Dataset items
• • • • •

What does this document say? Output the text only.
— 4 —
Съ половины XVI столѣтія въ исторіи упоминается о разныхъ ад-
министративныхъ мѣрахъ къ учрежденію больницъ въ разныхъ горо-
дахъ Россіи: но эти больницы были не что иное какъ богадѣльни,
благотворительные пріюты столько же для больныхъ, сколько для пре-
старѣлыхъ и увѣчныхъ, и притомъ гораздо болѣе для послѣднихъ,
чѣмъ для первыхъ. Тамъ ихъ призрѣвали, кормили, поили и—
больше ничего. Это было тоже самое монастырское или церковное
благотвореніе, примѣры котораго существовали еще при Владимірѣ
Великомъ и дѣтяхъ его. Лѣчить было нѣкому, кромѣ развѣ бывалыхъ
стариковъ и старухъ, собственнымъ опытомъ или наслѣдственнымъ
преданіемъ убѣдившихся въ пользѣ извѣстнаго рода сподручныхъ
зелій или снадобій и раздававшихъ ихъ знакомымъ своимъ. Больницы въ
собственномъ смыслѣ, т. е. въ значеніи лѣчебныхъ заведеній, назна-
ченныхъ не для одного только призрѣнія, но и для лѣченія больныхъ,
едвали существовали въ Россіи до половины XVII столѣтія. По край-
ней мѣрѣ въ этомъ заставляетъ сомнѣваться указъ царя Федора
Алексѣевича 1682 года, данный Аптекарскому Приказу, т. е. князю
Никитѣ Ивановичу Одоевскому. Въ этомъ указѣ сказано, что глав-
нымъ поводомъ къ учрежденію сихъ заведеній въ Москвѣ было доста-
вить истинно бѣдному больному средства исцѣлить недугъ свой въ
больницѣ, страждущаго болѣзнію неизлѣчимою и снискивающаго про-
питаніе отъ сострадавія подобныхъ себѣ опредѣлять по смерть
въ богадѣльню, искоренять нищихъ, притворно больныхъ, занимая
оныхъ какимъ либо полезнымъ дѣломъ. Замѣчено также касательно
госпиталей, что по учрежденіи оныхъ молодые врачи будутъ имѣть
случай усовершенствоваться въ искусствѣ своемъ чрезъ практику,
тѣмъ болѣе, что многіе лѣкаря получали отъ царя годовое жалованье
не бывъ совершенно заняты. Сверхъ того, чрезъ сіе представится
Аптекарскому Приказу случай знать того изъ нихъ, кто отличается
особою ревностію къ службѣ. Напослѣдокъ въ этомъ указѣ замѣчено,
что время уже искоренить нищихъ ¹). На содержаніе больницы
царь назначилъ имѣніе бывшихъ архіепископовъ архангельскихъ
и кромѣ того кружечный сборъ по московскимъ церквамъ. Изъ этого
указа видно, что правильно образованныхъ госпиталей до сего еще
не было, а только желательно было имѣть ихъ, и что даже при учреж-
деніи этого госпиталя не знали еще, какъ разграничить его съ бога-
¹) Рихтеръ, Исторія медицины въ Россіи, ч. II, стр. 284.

• • • • •

● THE PROBLEM
Filter the records above and return every line that holds the word "Приказу".

● RESULT
Алексѣевича 1682 года, данный Аптекарскому Приказу, т. е. князю
Аптекарскому Приказу случай знать того изъ нихъ, кто отличается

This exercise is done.